§ Desafios
A – Segundo o trecho sobre administração pública e cidadania, desde quando a cidadania se construiu nos países ocidentais?
B – Liste tudo o que, de acordo com o trecho sobre administração pública e cidadania, questiona a igualdade de tratamento e a universalidade dos benefícios.
C – Prossiga o trecho sobre administração pública e cidadania a partir da última frase apresentada.

§ Trecho fornecido
········

Toda a reflexão sobre a administração pública adquire um caráter técnico, em detrimento das considerações políticas e sociais que permitiriam evidenciar tanto o contexto da ação pública como a pluralidade das opções possíveis.
A concepção dos bens públicos, assim como os princípios de sua distribuição, é profundamente afetada.
A igualdade de tratamento e a universalidade dos benefícios são questionadas tanto pela individualização do auxílio e pela seleção dos beneficiados, na qualidade de amostras de um "público-alvo", quanto pela concepção consumista do serviço público.
As categorias da gestão tendem, nesse sentido, a ocupar o lugar dos princípios simbólicos comuns que até então se encontravam no fundamento da cidadania.
A única questão autorizada no debate público é a da capacidade de levar a cabo "reformas" cujo sentido não é explicitado, sem que se saiba muito bem quais resultados se tenta obter por essa ação sobre a sociedade.
Além do modo de gestão e suas ferramentas técnicas, a relação entre governantes e governados é radicalmente subvertida.
De fato, é toda a cidadania, tal como se construiu nos países ocidentais desde o século XVIII, que é questionada até em suas raízes.
É o que se vê em especial pelo questionamento prático de direitos até então ligados à cidadania, a começar pelo direito à proteção social, que foi historicamente estabelecido como consequência lógica da democracia política.
"Nada de direitos se não houver contrapartidas" é o refrão para obrigar os desempregados a aceitar um emprego inferior, para fazer os doentes ou os estudantes pagarem por um serviço cujo benefício é visto estritamente como individual, para condicionar os auxílios concedidos à família às formas desejáveis de educação parental.
O acesso a certos bens e serviços não é mais considerado ligado a um status que abre portas para direitos, mas o resultado de uma transação entre um subsídio e um comportamento esperado ou um custo direto para o usuário.
A figura do “cidadão" investido de uma responsabilidade coletiva desaparece pouco a pouco e dá lugar ao homem empreendedor.
Este não é apenas o "consumidor soberano" da retórica neoliberal, mas o sujeito ao qual a sociedade não deve nada, aquele que "tem de se esforçar para conseguir o que quer" e deve "trabalhar mais para ganhar mais", para retomarmos alguns dos clichês do novo modo de governo.
A referência da ação pública não é mais o sujeito de direitos, mas um ator autoempreendedor que faz os mais variados contratos privados com outros atores autoempreendedores.

········

§ Dados apresentados
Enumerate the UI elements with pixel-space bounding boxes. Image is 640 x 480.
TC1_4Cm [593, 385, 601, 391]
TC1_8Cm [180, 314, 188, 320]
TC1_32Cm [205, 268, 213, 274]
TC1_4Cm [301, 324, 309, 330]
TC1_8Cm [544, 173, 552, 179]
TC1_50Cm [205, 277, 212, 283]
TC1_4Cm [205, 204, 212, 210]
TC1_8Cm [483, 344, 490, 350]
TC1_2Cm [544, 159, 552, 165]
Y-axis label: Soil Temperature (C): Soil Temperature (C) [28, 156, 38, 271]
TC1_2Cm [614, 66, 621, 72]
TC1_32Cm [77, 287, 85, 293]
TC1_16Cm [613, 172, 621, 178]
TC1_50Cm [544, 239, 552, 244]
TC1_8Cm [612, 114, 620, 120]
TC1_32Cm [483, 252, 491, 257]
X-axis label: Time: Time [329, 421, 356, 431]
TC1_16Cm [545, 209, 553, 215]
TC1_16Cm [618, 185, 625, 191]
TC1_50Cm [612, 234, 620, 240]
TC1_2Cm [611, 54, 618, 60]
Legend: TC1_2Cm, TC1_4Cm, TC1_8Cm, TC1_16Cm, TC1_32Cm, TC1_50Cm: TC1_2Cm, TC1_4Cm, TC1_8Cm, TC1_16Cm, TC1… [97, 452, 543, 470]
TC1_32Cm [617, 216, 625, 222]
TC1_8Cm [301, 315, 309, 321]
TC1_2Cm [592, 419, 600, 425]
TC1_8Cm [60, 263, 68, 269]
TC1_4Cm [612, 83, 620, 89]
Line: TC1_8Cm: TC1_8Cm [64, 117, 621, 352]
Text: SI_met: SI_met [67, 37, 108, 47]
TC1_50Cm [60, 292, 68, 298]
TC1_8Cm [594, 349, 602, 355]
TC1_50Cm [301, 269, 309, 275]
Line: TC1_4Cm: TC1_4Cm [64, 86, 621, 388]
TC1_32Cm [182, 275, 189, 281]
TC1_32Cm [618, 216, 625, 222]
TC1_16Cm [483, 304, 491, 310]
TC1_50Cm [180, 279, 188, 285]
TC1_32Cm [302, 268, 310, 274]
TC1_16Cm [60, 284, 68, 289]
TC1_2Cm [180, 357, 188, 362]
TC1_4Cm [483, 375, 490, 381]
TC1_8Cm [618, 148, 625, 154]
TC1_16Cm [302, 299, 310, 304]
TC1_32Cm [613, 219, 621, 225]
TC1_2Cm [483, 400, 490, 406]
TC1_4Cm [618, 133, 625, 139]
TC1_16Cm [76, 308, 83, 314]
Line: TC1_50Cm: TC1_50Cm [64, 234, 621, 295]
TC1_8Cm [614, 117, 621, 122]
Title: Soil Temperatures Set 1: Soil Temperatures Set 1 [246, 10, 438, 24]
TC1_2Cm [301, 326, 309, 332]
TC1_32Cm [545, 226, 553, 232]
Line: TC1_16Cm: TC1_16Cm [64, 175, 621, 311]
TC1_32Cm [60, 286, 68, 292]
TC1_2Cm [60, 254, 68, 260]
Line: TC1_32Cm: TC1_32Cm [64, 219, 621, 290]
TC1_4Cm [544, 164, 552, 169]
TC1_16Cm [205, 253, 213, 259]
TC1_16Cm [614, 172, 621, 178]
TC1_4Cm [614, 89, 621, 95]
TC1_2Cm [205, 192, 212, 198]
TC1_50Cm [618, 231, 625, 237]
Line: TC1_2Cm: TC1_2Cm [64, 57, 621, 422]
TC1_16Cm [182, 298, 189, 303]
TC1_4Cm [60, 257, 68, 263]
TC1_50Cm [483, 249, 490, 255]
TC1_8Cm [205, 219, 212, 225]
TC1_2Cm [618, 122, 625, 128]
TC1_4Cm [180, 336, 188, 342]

········

§ Resultados finais
A – Desde o século XVIII.

B –
- A individualização do auxílio
- A seleção dos beneficiados, na qualidade de amostras de um "público-alvo"
- A concepção consumista do serviço público

C –
Dessa forma, os modos de transação negociados caso a caso para "resolver os problemas" tendem a substituir as regras de direito público e os processos de decisão política legitimados pelo sufrágio universal.
Longe de ser "neutra", a reforma gerencial da ação pública atenta diretamente contra a lógica democrática da cidadania social; reforçando as desigualdades sociais na distribuição dos auxílios e no acesso aos recursos em matéria de emprego, saúde e educação, ela reforça as lógicas sociais de exclusão que fabricam um número crescente de "subcidadãos" e "não cidadãos".
Seria um erro, porém, ver a racionalidade neoliberal somente como uma contestação da "terceira fase" da democratização, a que presenciou a instauração de uma "cidadania social" no século XX, completando a "cidadania civil" do século XVIII e a "cidadania política" do século XIX.
O welfarismo não foi apenas uma simples gestão biopolítica das populações, tampouco teve como consequência apenas o consumo de massa na regulação fordista do pós-guerra; como bem sublinhou Robert Castel, a razão do welfarismo era a integração dos assalariados no espaço político mediante o estabelecimento das condições concretas da cidadania.
Portanto, a corrosão progressiva dos direitos sociais do cidadão não afeta apenas a chamada cidadania "social", ela abre caminho para uma contestação geral dos fundamentos da cidadania como tal, na medida em que a história tornou esses fundamentos solidários uns com os outros. Com isso, ela leva a uma nova fase da história das sociedades ocidentais.
Sob esse aspecto, é espantoso constatar a que ponto a contestação dos direitos sociais está intimamente ligada à contestação prática dos fundamentos culturais e morais, e não só políticos, das democracias liberais.
O cinismo, a mentira, o menosprezo, a aversão à arte e à cultura, o desleixo da linguagem e dos modos, a ignorância, a arrogância do dinheiro e a brutalidade da dominação valem como títulos para governar em nome apenas da "eficácia".
Quando o desempenho é o único critério de uma política, que importância tem o respeito à consciência e à liberdade de pensamento e expressão?
Que importância tem o respeito às formas legais e aos procedimentos democráticos?
A nova racionalidade promove seus próprios critérios de validação, que não têm mais nada a ver com os princípios morais e jurídicos da democracia liberal.
Sendo uma racionalidade estritamente gerencial, vê as leis e as normas simplesmente como instrumentos cujo valor relativo depende exclusivamente da realização dos objetivos.
Nesse sentido, não estamos lidando com um simples "desencantamento democrático" passageiro, mas com uma mutação muito mais radical, cuja extensão é revelada, a sua maneira, pela dessimbolização que afeta a política.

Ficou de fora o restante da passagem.